--- Goal ---
Lines that hold the word "till" should be located and copied.

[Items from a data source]
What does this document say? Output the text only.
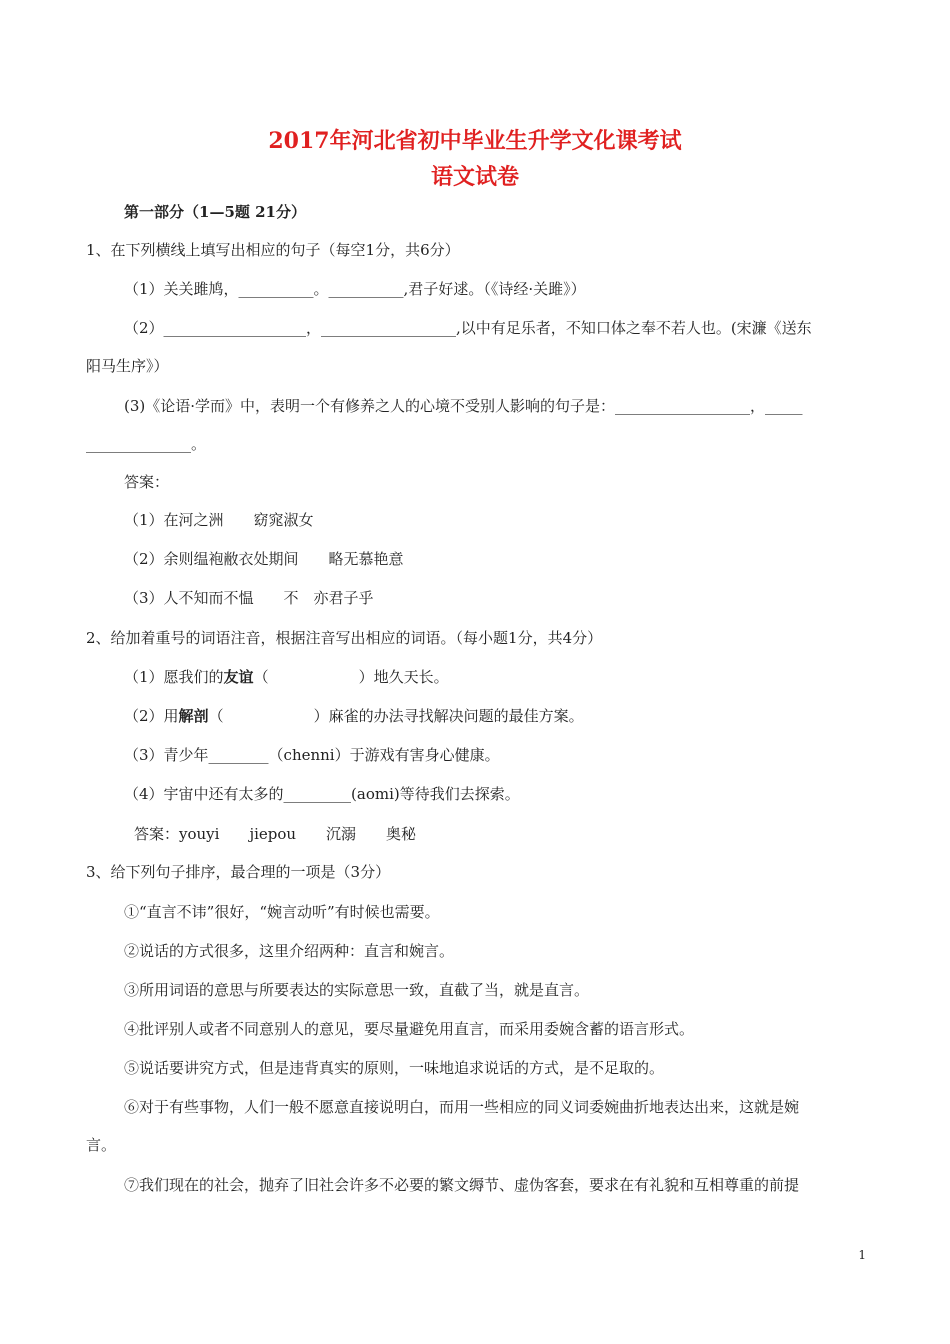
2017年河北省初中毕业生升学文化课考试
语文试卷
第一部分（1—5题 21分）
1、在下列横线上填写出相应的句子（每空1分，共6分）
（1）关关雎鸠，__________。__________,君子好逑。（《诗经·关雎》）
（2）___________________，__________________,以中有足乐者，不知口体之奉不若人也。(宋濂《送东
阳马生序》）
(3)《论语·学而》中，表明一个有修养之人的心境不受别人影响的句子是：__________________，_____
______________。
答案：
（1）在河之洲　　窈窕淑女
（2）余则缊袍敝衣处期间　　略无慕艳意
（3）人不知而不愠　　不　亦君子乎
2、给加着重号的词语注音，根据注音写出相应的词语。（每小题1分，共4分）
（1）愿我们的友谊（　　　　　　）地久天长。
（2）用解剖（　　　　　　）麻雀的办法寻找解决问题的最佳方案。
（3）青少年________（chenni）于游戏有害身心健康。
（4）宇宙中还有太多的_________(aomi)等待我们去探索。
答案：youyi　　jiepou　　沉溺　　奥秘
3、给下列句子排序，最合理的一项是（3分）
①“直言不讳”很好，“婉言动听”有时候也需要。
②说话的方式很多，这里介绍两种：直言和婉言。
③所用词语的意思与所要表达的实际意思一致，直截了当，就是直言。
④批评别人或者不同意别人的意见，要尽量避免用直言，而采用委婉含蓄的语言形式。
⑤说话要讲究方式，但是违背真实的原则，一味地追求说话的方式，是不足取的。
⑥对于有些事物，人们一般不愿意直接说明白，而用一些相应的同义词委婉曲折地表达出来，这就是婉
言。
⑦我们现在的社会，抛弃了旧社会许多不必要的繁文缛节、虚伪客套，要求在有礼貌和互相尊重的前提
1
---
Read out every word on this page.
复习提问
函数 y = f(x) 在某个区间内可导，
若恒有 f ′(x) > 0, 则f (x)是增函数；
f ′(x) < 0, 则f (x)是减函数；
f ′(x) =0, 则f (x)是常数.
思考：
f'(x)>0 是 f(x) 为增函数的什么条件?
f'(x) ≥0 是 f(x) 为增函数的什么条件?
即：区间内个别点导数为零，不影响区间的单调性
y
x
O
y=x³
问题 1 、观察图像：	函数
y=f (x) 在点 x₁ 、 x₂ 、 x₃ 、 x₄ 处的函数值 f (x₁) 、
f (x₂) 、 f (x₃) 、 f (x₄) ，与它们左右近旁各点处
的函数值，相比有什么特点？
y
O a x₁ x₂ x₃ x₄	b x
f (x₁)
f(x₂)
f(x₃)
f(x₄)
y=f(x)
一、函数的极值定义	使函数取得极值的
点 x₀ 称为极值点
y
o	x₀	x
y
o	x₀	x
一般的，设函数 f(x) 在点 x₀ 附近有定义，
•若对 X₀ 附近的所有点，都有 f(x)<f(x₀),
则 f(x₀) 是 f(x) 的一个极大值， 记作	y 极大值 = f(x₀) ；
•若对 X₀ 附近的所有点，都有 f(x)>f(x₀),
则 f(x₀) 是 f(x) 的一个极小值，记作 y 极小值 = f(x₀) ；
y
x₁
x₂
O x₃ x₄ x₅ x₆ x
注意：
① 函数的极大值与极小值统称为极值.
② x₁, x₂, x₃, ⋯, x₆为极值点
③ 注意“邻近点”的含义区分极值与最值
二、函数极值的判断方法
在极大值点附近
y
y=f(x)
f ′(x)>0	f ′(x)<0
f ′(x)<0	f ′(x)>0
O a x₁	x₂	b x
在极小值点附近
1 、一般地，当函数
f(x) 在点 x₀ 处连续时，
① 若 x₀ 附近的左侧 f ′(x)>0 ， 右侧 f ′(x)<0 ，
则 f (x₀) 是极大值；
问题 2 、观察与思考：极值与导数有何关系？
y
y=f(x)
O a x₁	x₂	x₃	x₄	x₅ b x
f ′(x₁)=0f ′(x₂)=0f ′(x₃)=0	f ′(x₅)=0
...
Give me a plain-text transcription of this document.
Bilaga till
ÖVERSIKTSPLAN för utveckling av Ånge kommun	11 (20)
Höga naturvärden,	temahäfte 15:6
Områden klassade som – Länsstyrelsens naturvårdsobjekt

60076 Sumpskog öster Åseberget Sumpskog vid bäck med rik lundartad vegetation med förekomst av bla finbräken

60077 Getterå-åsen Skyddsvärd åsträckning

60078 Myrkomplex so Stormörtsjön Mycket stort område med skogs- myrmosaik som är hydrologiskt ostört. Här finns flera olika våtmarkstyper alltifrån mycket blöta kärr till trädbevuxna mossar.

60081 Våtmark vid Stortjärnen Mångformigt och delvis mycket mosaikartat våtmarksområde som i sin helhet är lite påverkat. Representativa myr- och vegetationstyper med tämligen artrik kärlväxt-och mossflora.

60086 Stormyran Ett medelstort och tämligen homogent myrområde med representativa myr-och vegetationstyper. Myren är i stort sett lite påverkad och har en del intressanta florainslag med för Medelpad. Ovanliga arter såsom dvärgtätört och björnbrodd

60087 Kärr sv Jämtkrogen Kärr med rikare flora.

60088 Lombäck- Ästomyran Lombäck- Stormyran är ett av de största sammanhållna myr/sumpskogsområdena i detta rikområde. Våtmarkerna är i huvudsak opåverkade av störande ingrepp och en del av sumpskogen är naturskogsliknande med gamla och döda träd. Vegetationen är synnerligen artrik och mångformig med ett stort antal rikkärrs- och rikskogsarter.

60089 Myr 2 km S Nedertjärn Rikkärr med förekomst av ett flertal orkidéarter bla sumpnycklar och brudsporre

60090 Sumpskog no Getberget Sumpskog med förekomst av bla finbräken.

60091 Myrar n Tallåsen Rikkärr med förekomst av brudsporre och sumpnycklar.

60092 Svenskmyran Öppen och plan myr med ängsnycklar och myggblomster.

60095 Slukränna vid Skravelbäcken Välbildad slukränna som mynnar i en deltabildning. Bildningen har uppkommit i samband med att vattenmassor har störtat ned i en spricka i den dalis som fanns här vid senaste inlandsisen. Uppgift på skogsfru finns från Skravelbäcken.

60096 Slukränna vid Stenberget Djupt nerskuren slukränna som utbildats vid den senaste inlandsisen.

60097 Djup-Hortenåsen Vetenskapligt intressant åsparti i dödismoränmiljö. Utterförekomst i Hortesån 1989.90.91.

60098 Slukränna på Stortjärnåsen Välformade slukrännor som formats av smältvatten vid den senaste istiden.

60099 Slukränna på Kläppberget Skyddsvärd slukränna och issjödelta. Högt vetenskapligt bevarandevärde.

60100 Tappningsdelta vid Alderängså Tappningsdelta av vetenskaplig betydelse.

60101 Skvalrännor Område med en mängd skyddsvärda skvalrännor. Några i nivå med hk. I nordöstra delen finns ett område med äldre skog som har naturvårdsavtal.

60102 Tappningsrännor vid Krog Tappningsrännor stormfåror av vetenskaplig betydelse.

--- Result of the exercise ---
Bilaga till
60078 Myrkomplex so Stormörtsjön Mycket stort område med skogs- myrmosaik som är hydrologiskt ostört. Här finns flera olika våtmarkstyper alltifrån mycket blöta kärr till trädbevuxna mossar.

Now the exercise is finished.